▶ [Items]:
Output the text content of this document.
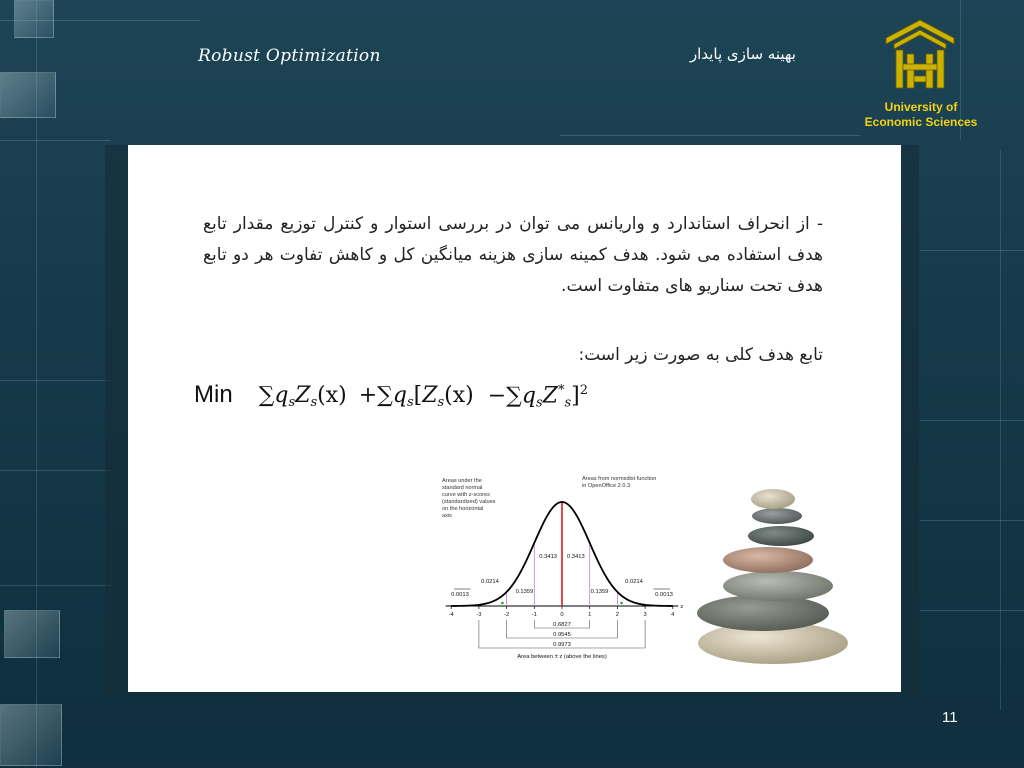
Robust Optimization	بهینه سازی پایدار
University of
Economic Sciences

- از انحراف استاندارد و واریانس می توان در بررسی استوار و کنترل توزیع مقدار تابع هدف استفاده می شود. هدف کمینه سازی هزینه میانگین کل و کاهش تفاوت هر دو تابع هدف تحت سناریو های متفاوت است.

تابع هدف کلی به صورت زیر است:

Min $\sum q_sZ_s(x) +\sum q_s[Z_s(x) -\sum q_sZ^*_s]^2$
Areas under the
standard normal
curve with z-scores
(standardized) values
on the horizontal
axis
Areas from normsdist function
in OpenOffice 2.0.3
-4	-3	-2	-1	0	1	2	3	4
z
0.3413 0.3413
0.1359	0.1359
0.0214	0.0214
0.0013	0.0013
0.6827
0.9545
0.9973
Area between ± z (above the lines)
11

▶ [To do]: Copy the data character for character, but drop all pictures from the copy.

▶ [Answer to the exercise]:
Output the text content of this document.
Robust Optimization	بهینه سازی پایدار
University of
Economic Sciences

- از انحراف استاندارد و واریانس می توان در بررسی استوار و کنترل توزیع مقدار تابع هدف استفاده می شود. هدف کمینه سازی هزینه میانگین کل و کاهش تفاوت هر دو تابع هدف تحت سناریو های متفاوت است.

تابع هدف کلی به صورت زیر است:

Min $\sum q_sZ_s(x) +\sum q_s[Z_s(x) -\sum q_sZ^*_s]^2$
Areas under the
standard normal
curve with z-scores
(standardized) values
on the horizontal
axis
Areas from normsdist function
in OpenOffice 2.0.3
-4	-3	-2	-1	0	1	2	3	4
z
0.3413 0.3413
0.1359	0.1359
0.0214	0.0214
0.0013	0.0013
0.6827
0.9545
0.9973
Area between ± z (above the lines)
11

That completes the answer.